#### The request:
Set down all of the entries word for word, omitting the images they contain.

Data excerpts
· · · · · · ·

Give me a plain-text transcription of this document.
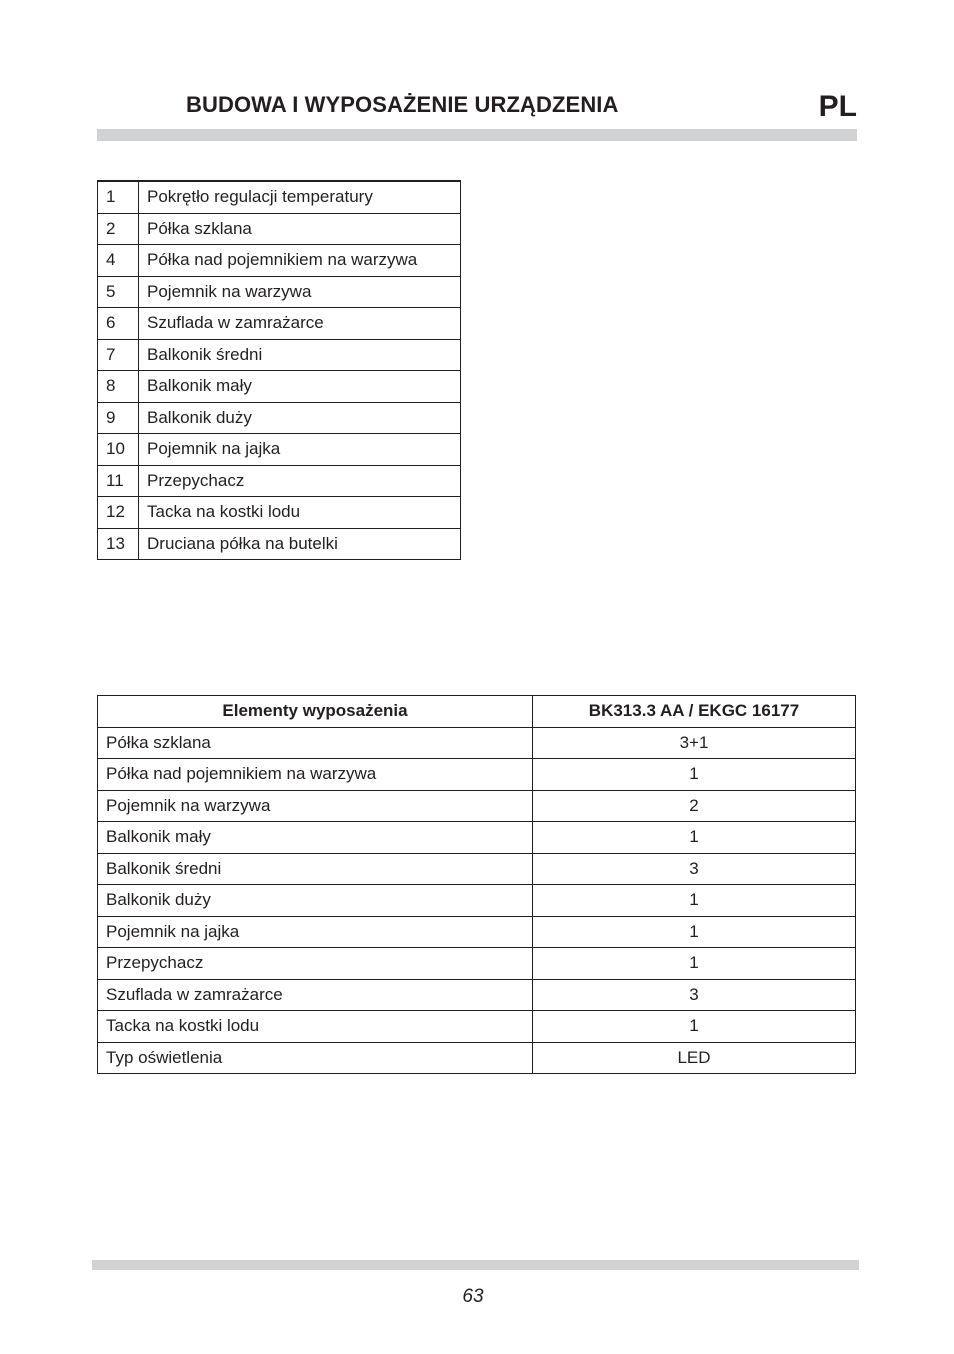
BUDOWA I WYPOSAŻENIE URZĄDZENIA	PL
1	Pokrętło regulacji temperatury
2	Półka szklana
4	Półka nad pojemnikiem na warzywa
5	Pojemnik na warzywa
6	Szuflada w zamrażarce
7	Balkonik średni
8	Balkonik mały
9	Balkonik duży
10	Pojemnik na jajka
11	Przepychacz
12	Tacka na kostki lodu
13	Druciana półka na butelki
Elementy wyposażenia	BK313.3 AA / EKGC 16177
Półka szklana	3+1
Półka nad pojemnikiem na warzywa	1
Pojemnik na warzywa	2
Balkonik mały	1
Balkonik średni	3
Balkonik duży	1
Pojemnik na jajka	1
Przepychacz	1
Szuflada w zamrażarce	3
Tacka na kostki lodu	1
Typ oświetlenia	LED
63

· · · · · · ·

#### Exercise response:
Give me a plain-text transcription of this document.
BUDOWA I WYPOSAŻENIE URZĄDZENIA	PL
1	Pokrętło regulacji temperatury
2	Półka szklana
4	Półka nad pojemnikiem na warzywa
5	Pojemnik na warzywa
6	Szuflada w zamrażarce
7	Balkonik średni
8	Balkonik mały
9	Balkonik duży
10	Pojemnik na jajka
11	Przepychacz
12	Tacka na kostki lodu
13	Druciana półka na butelki
Elementy wyposażenia	BK313.3 AA / EKGC 16177
Półka szklana	3+1
Półka nad pojemnikiem na warzywa	1
Pojemnik na warzywa	2
Balkonik mały	1
Balkonik średni	3
Balkonik duży	1
Pojemnik na jajka	1
Przepychacz	1
Szuflada w zamrażarce	3
Tacka na kostki lodu	1
Typ oświetlenia	LED
63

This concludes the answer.